Directions:
1 – In the passage on the Falkirk Labour selection dispute, how many people did Unite sign up inside the Westminster constituency boundaries between July and December 2012?
2 – Edit the passage on the Falkirk Labour selection dispute: write out the part that starts at the words "By November last" and ends after "breaching party rules.", changing "general secretary" to "leader".
3 – Resume the passage on the Falkirk Labour selection dispute from the point where it stops.

Selected extract:
By November last year, Unite's preferred candidate was Karie Murphy, a close friend of the union's general secretary, Len McCluskey, and then office manager for the MP Tom Watson in Westminster.
What Mr Poynton started, Unite intended to finish. A local union official, Stevie Deans, who had been a PPC contender before an all-women short list was imposed, is reported to have signed up around 150 new members in a manner that again sailed perilously close to breaching party rules.
Mr Miliband, acting on the advice of officials in Scotland, ordered the investigation after a local councillor, Linda Gow, who also intended to join the contest, said some of her constituents had complained that they had been duped by Mr Deans.
In signing up most of the members added by Unite a scheme introduced by Tony Blair, allowing unions to initially pay for new members, was being used.
In March this year Mrs Gow helped two constituents complain about Unite's recruitment activities to senior officials in Edinburgh. She denies the complaints were driven by self-interest and were intended to destroy her rivals.
The complaints led to two months of investigation. It seems the resulting document focused on two periods and found that, inside the Westminster constituency boundaries, 131 people had been signed up by Unite between July and December 2012. Close to 100 members had joined the local party from December to May this year.
In June, with the report seen by a few people close to Mr Miliband, the Labour leader placed the constituency in "special measures", effectively taking control away from local activists and suspending the PPC contest. Anyone signed up after the announcement by Mr Joyce in March 2012 was excluded from the PPC vote.
Just weeks later, Karie Murphy and Stevie Deans were suspended from the Labour Party and Tom Watson resigned from his Shadow Cabinet post.
Without anyone in Falkirk, or in Unite, having seen the full report, Mr Miliband nevertheless described what was going on in as "machine politics" and "malpractice". Unite, however, were on the defensive, talking about smears and witch hunts, and how Mr Miliband's decision to review Labour's membership links with the unions was a "ruinous division".
Labour, based on the contents of the unpublished and largely unseen report, were on a collision course with the unions. Advisers close to Mr Miliband were said to be worried about an over-reliance on its central conclusion, and thought that eventually they would have to publish.

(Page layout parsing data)
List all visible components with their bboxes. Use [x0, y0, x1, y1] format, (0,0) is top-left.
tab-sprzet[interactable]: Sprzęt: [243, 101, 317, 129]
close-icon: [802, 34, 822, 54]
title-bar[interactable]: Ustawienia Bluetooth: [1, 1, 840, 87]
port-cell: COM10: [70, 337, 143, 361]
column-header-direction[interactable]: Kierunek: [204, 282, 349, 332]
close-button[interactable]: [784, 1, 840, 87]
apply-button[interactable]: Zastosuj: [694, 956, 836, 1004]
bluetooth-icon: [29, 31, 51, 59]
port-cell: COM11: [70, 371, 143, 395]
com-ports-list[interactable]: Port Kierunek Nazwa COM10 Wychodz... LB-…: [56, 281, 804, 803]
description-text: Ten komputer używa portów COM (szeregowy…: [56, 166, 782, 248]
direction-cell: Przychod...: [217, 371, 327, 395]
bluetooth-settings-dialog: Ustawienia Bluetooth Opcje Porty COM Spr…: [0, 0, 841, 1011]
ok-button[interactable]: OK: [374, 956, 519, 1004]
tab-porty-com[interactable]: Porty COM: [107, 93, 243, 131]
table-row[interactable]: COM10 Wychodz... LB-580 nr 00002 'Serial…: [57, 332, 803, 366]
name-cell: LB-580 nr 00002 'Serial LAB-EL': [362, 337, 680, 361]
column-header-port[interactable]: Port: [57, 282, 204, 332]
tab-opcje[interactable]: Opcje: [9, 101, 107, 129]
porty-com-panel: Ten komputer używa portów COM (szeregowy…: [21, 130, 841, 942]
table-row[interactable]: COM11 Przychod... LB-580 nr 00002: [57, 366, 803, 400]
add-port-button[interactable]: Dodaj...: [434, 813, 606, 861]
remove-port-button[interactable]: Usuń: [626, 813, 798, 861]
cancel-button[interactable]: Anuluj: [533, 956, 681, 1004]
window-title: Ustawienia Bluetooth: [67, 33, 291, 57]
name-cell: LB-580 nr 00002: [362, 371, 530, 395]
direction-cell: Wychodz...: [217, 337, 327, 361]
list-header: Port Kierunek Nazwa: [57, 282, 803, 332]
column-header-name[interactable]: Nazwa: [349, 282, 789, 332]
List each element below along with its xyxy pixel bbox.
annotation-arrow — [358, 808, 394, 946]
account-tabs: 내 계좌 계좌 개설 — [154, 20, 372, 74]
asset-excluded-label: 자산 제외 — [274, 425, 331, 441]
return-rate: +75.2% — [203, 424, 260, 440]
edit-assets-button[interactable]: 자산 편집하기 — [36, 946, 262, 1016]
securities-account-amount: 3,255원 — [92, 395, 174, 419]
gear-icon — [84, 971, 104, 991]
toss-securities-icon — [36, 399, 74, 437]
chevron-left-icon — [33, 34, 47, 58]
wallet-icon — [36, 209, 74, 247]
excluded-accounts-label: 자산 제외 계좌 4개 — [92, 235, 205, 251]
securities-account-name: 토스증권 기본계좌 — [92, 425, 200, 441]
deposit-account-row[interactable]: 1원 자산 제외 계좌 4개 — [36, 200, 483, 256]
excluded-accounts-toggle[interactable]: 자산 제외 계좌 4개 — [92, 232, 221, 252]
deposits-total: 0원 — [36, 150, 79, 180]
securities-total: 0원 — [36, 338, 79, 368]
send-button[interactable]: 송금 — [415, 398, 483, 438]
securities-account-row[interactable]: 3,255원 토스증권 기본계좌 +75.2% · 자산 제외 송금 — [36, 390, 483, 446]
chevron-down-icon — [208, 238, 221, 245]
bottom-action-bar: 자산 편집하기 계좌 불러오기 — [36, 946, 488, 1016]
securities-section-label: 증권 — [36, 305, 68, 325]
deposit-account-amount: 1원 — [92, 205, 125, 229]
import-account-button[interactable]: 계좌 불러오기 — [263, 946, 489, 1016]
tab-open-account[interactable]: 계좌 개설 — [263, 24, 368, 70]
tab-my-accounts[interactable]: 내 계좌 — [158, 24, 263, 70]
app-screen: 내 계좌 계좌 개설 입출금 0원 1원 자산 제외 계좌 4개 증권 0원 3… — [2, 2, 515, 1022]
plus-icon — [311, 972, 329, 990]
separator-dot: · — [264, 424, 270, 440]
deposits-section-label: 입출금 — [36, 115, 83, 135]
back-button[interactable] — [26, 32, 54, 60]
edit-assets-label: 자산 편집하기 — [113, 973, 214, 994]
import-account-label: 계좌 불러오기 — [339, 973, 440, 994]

Exercise answers:
1 – 131

2 –
By November last year, Unite's preferred candidate was Karie Murphy, a close friend of the union's leader, Len McCluskey, and then office manager for the MP Tom Watson in Westminster.
What Mr Poynton started, Unite intended to finish. A local union official, Stevie Deans, who had been a PPC contender before an all-women short list was imposed, is reported to have signed up around 150 new members in a manner that again sailed perilously close to breaching party rules.

3 –
But there was a problem: party officials and their union equivalents now acknowledged that key players in the alleged scandal, including Mr Deans, Ms Murphy, Mrs Gow, the local family who sparked early complaints and others, were not contacted by investigators and were never shown the conclusions and central allegations of the report.
In damaging descriptions of how the entire probe was carried out, party sources suggested to the IoS that it was "a flawed exercise", that inexperienced interns may have been involved in an early draft where summary bullet points are not backed up by evidence in the main document and that, instead of a thorough examination of allegations of broken rules and potential criminal activity, it is "highly limited in what it looks at".
After an initial scoping exercise, police in Scotland found "insufficient evidence" for any further action. By September Mr Miliband was forced to abandon his earlier hard-line stance, re-instate those who had been suspended and accept that Unite had "done nothing wrong".
Mr Deans' union role in the neighbouring Grangemouth refinery strike and Unite's embarrassing retreat forced on it by the threat of closure, re-ignited the pressure on Mr Miliband to publish the Falkirk report. But he held out.
For some Scottish MPs the damage to the Labour Party's reputation and competency north of the border is self-inflicted and won't go away until the report, warts and all, is made public.
One MP commented: "Falkirk, and what happened in the race to replace Eric Joyce, could have happened anywhere across Scotland. This kind of mess could get dumped on other doorsteps if rules aren't enforced and no one knows who is in charge."